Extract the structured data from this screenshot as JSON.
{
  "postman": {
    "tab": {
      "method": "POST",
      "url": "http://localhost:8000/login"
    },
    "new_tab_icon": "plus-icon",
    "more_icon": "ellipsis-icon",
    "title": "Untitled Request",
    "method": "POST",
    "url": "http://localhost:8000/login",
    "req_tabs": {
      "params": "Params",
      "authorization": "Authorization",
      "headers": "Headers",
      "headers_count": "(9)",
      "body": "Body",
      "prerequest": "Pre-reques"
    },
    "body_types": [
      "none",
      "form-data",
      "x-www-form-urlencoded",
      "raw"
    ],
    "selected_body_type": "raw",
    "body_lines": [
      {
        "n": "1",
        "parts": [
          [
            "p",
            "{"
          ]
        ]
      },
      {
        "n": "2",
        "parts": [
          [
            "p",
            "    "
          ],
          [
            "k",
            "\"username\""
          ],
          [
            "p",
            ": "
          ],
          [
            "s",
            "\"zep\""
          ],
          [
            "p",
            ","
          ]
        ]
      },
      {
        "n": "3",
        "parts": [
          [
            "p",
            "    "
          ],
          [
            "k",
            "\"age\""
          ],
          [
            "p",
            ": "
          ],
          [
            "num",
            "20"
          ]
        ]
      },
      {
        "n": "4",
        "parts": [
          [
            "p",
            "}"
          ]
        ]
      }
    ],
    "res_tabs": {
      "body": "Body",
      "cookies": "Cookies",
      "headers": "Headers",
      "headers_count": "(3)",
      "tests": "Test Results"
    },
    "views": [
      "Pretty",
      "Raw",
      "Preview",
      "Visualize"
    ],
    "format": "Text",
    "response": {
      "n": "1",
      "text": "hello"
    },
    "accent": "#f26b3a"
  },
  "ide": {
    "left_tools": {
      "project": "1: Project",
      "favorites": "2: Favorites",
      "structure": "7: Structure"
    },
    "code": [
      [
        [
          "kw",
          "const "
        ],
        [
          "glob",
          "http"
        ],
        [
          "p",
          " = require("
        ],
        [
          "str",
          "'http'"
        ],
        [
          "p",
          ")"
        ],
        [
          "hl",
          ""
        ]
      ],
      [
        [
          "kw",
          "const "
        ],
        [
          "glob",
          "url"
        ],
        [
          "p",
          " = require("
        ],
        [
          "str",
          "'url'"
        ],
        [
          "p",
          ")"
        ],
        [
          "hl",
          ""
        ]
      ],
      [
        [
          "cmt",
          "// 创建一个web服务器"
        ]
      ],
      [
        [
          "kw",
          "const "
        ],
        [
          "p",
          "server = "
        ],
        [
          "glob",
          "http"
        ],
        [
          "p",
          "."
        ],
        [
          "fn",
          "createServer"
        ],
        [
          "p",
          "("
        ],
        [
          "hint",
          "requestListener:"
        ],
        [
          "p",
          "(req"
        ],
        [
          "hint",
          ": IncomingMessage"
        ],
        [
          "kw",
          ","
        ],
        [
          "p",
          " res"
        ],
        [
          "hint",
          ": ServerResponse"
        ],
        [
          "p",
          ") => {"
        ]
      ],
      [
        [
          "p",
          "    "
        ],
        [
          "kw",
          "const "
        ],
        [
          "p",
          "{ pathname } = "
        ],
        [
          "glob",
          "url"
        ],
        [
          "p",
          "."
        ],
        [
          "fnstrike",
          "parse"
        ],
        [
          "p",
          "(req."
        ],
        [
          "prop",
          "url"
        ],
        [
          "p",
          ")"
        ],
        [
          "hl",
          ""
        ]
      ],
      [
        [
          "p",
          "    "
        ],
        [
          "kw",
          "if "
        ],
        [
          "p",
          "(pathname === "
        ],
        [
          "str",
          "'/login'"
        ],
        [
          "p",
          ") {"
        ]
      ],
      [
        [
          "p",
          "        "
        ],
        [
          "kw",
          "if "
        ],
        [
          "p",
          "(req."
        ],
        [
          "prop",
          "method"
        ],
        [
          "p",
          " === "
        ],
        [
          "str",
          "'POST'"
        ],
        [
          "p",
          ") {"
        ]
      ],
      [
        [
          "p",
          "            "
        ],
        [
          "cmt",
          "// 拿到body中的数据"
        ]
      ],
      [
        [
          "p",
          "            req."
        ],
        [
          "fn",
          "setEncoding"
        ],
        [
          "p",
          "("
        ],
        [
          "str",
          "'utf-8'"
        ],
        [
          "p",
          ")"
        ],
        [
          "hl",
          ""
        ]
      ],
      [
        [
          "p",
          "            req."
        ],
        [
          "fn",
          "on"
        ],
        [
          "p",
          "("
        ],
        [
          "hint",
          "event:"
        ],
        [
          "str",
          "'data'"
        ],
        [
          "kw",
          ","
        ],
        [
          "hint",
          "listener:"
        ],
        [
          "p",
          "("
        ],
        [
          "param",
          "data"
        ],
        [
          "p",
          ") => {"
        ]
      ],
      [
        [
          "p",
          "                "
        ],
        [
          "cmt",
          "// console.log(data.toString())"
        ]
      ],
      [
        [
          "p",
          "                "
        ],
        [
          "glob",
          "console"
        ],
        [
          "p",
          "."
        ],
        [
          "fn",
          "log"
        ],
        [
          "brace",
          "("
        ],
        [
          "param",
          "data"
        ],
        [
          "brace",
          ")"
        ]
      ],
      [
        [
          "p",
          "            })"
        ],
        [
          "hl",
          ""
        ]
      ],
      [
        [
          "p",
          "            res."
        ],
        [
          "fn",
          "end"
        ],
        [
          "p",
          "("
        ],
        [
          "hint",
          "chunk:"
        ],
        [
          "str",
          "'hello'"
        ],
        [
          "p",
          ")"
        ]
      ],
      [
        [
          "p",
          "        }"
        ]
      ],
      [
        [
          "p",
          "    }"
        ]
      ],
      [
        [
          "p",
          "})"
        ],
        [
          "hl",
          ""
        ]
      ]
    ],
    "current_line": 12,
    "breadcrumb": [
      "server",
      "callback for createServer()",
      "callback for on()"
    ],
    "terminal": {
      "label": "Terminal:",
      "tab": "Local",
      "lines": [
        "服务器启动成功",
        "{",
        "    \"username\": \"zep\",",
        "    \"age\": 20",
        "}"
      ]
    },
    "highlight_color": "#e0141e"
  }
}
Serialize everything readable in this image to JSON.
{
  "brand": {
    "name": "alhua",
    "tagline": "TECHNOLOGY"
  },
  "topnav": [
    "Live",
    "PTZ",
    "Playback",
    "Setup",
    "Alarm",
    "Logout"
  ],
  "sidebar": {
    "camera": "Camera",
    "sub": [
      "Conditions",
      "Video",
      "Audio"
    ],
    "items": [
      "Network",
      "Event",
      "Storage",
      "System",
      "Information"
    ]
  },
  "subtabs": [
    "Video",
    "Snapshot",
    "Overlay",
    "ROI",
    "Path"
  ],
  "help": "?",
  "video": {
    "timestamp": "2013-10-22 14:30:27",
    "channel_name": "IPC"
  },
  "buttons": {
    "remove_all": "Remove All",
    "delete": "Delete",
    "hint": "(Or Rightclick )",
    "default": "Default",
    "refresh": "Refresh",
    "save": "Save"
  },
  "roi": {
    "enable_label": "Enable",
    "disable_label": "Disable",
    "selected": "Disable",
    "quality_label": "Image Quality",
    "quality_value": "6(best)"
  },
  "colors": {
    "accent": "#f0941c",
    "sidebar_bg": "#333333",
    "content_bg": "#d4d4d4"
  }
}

## Task brief
What is needed here is an exact reproduction of all the entries.

## In response
Extract the structured data from this screenshot as JSON.
{
  "postman": {
    "tab": {
      "method": "POST",
      "url": "http://localhost:8000/login"
    },
    "new_tab_icon": "plus-icon",
    "more_icon": "ellipsis-icon",
    "title": "Untitled Request",
    "method": "POST",
    "url": "http://localhost:8000/login",
    "req_tabs": {
      "params": "Params",
      "authorization": "Authorization",
      "headers": "Headers",
      "headers_count": "(9)",
      "body": "Body",
      "prerequest": "Pre-reques"
    },
    "body_types": [
      "none",
      "form-data",
      "x-www-form-urlencoded",
      "raw"
    ],
    "selected_body_type": "raw",
    "body_lines": [
      {
        "n": "1",
        "parts": [
          [
            "p",
            "{"
          ]
        ]
      },
      {
        "n": "2",
        "parts": [
          [
            "p",
            "    "
          ],
          [
            "k",
            "\"username\""
          ],
          [
            "p",
            ": "
          ],
          [
            "s",
            "\"zep\""
          ],
          [
            "p",
            ","
          ]
        ]
      },
      {
        "n": "3",
        "parts": [
          [
            "p",
            "    "
          ],
          [
            "k",
            "\"age\""
          ],
          [
            "p",
            ": "
          ],
          [
            "num",
            "20"
          ]
        ]
      },
      {
        "n": "4",
        "parts": [
          [
            "p",
            "}"
          ]
        ]
      }
    ],
    "res_tabs": {
      "body": "Body",
      "cookies": "Cookies",
      "headers": "Headers",
      "headers_count": "(3)",
      "tests": "Test Results"
    },
    "views": [
      "Pretty",
      "Raw",
      "Preview",
      "Visualize"
    ],
    "format": "Text",
    "response": {
      "n": "1",
      "text": "hello"
    },
    "accent": "#f26b3a"
  },
  "ide": {
    "left_tools": {
      "project": "1: Project",
      "favorites": "2: Favorites",
      "structure": "7: Structure"
    },
    "code": [
      [
        [
          "kw",
          "const "
        ],
        [
          "glob",
          "http"
        ],
        [
          "p",
          " = require("
        ],
        [
          "str",
          "'http'"
        ],
        [
          "p",
          ")"
        ],
        [
          "hl",
          ""
        ]
      ],
      [
        [
          "kw",
          "const "
        ],
        [
          "glob",
          "url"
        ],
        [
          "p",
          " = require("
        ],
        [
          "str",
          "'url'"
        ],
        [
          "p",
          ")"
        ],
        [
          "hl",
          ""
        ]
      ],
      [
        [
          "cmt",
          "// 创建一个web服务器"
        ]
      ],
      [
        [
          "kw",
          "const "
        ],
        [
          "p",
          "server = "
        ],
        [
          "glob",
          "http"
        ],
        [
          "p",
          "."
        ],
        [
          "fn",
          "createServer"
        ],
        [
          "p",
          "("
        ],
        [
          "hint",
          "requestListener:"
        ],
        [
          "p",
          "(req"
        ],
        [
          "hint",
          ": IncomingMessage"
        ],
        [
          "kw",
          ","
        ],
        [
          "p",
          " res"
        ],
        [
          "hint",
          ": ServerResponse"
        ],
        [
          "p",
          ") => {"
        ]
      ],
      [
        [
          "p",
          "    "
        ],
        [
          "kw",
          "const "
        ],
        [
          "p",
          "{ pathname } = "
        ],
        [
          "glob",
          "url"
        ],
        [
          "p",
          "."
        ],
        [
          "fnstrike",
          "parse"
        ],
        [
          "p",
          "(req."
        ],
        [
          "prop",
          "url"
        ],
        [
          "p",
          ")"
        ],
        [
          "hl",
          ""
        ]
      ],
      [
        [
          "p",
          "    "
        ],
        [
          "kw",
          "if "
        ],
        [
          "p",
          "(pathname === "
        ],
        [
          "str",
          "'/login'"
        ],
        [
          "p",
          ") {"
        ]
      ],
      [
        [
          "p",
          "        "
        ],
        [
          "kw",
          "if "
        ],
        [
          "p",
          "(req."
        ],
        [
          "prop",
          "method"
        ],
        [
          "p",
          " === "
        ],
        [
          "str",
          "'POST'"
        ],
        [
          "p",
          ") {"
        ]
      ],
      [
        [
          "p",
          "            "
        ],
        [
          "cmt",
          "// 拿到body中的数据"
        ]
      ],
      [
        [
          "p",
          "            req."
        ],
        [
          "fn",
          "setEncoding"
        ],
        [
          "p",
          "("
        ],
        [
          "str",
          "'utf-8'"
        ],
        [
          "p",
          ")"
        ],
        [
          "hl",
          ""
        ]
      ],
      [
        [
          "p",
          "            req."
        ],
        [
          "fn",
          "on"
        ],
        [
          "p",
          "("
        ],
        [
          "hint",
          "event:"
        ],
        [
          "str",
          "'data'"
        ],
        [
          "kw",
          ","
        ],
        [
          "hint",
          "listener:"
        ],
        [
          "p",
          "("
        ],
        [
          "param",
          "data"
        ],
        [
          "p",
          ") => {"
        ]
      ],
      [
        [
          "p",
          "                "
        ],
        [
          "cmt",
          "// console.log(data.toString())"
        ]
      ],
      [
        [
          "p",
          "                "
        ],
        [
          "glob",
          "console"
        ],
        [
          "p",
          "."
        ],
        [
          "fn",
          "log"
        ],
        [
          "brace",
          "("
        ],
        [
          "param",
          "data"
        ],
        [
          "brace",
          ")"
        ]
      ],
      [
        [
          "p",
          "            })"
        ],
        [
          "hl",
          ""
        ]
      ],
      [
        [
          "p",
          "            res."
        ],
        [
          "fn",
          "end"
        ],
        [
          "p",
          "("
        ],
        [
          "hint",
          "chunk:"
        ],
        [
          "str",
          "'hello'"
        ],
        [
          "p",
          ")"
        ]
      ],
      [
        [
          "p",
          "        }"
        ]
      ],
      [
        [
          "p",
          "    }"
        ]
      ],
      [
        [
          "p",
          "})"
        ],
        [
          "hl",
          ""
        ]
      ]
    ],
    "current_line": 12,
    "breadcrumb": [
      "server",
      "callback for createServer()",
      "callback for on()"
    ],
    "terminal": {
      "label": "Terminal:",
      "tab": "Local",
      "lines": [
        "服务器启动成功",
        "{",
        "    \"username\": \"zep\",",
        "    \"age\": 20",
        "}"
      ]
    },
    "highlight_color": "#e0141e"
  }
}
Serialize everything readable in this image to JSON.
{
  "brand": {
    "name": "alhua",
    "tagline": "TECHNOLOGY"
  },
  "topnav": [
    "Live",
    "PTZ",
    "Playback",
    "Setup",
    "Alarm",
    "Logout"
  ],
  "sidebar": {
    "camera": "Camera",
    "sub": [
      "Conditions",
      "Video",
      "Audio"
    ],
    "items": [
      "Network",
      "Event",
      "Storage",
      "System",
      "Information"
    ]
  },
  "subtabs": [
    "Video",
    "Snapshot",
    "Overlay",
    "ROI",
    "Path"
  ],
  "help": "?",
  "video": {
    "timestamp": "2013-10-22 14:30:27",
    "channel_name": "IPC"
  },
  "buttons": {
    "remove_all": "Remove All",
    "delete": "Delete",
    "hint": "(Or Rightclick )",
    "default": "Default",
    "refresh": "Refresh",
    "save": "Save"
  },
  "roi": {
    "enable_label": "Enable",
    "disable_label": "Disable",
    "selected": "Disable",
    "quality_label": "Image Quality",
    "quality_value": "6(best)"
  },
  "colors": {
    "accent": "#f0941c",
    "sidebar_bg": "#333333",
    "content_bg": "#d4d4d4"
  }
}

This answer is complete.